• _LISTED RECORDS_
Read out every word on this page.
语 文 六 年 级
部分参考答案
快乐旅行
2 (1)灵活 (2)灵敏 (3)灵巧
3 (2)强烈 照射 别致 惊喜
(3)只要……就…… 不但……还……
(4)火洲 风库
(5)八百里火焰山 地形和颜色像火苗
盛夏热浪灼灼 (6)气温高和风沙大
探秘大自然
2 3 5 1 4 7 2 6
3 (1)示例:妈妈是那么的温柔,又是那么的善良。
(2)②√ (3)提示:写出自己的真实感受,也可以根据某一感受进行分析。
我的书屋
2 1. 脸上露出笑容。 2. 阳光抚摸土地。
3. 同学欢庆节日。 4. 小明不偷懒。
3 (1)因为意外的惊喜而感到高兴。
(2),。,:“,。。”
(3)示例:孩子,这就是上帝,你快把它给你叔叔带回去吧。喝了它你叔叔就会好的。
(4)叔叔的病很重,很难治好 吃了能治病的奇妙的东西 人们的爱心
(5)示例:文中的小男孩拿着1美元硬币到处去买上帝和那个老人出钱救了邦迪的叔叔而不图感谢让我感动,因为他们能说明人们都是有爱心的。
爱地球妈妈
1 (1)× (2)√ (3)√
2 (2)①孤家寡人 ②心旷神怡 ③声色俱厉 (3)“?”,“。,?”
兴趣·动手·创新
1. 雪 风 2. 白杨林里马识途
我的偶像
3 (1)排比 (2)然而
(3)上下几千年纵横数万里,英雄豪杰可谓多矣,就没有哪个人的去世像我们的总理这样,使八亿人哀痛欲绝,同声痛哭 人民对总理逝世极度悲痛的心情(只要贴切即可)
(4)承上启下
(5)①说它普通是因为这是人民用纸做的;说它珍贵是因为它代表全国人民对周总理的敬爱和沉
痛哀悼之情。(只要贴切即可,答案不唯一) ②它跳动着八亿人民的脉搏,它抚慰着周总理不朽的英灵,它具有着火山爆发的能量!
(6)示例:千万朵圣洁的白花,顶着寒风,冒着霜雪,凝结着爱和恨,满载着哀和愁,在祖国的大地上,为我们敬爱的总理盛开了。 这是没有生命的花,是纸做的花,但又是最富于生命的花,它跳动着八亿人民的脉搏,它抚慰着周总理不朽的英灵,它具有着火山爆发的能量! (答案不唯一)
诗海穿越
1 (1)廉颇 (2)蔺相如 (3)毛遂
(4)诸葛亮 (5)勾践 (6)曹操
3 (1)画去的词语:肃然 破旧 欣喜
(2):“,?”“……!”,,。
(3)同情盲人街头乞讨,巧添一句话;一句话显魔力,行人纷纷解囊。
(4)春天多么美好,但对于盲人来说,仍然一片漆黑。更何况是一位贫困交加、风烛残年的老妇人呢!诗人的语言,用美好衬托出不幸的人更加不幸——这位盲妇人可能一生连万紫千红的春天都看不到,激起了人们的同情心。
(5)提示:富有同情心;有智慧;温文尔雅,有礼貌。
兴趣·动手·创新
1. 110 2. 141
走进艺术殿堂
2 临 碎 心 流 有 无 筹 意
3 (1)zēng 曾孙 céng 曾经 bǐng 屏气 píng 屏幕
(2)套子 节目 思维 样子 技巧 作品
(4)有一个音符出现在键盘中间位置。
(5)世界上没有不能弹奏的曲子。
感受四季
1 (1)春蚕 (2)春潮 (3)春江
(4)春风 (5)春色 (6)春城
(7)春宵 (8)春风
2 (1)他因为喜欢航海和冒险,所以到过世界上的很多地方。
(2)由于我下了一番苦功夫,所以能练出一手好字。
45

• _WRITTEN TASK_
Give the number of lines in the entries that hold the word "它具有着火山爆发的能量", and nothing else.

• _OUTPUT_
2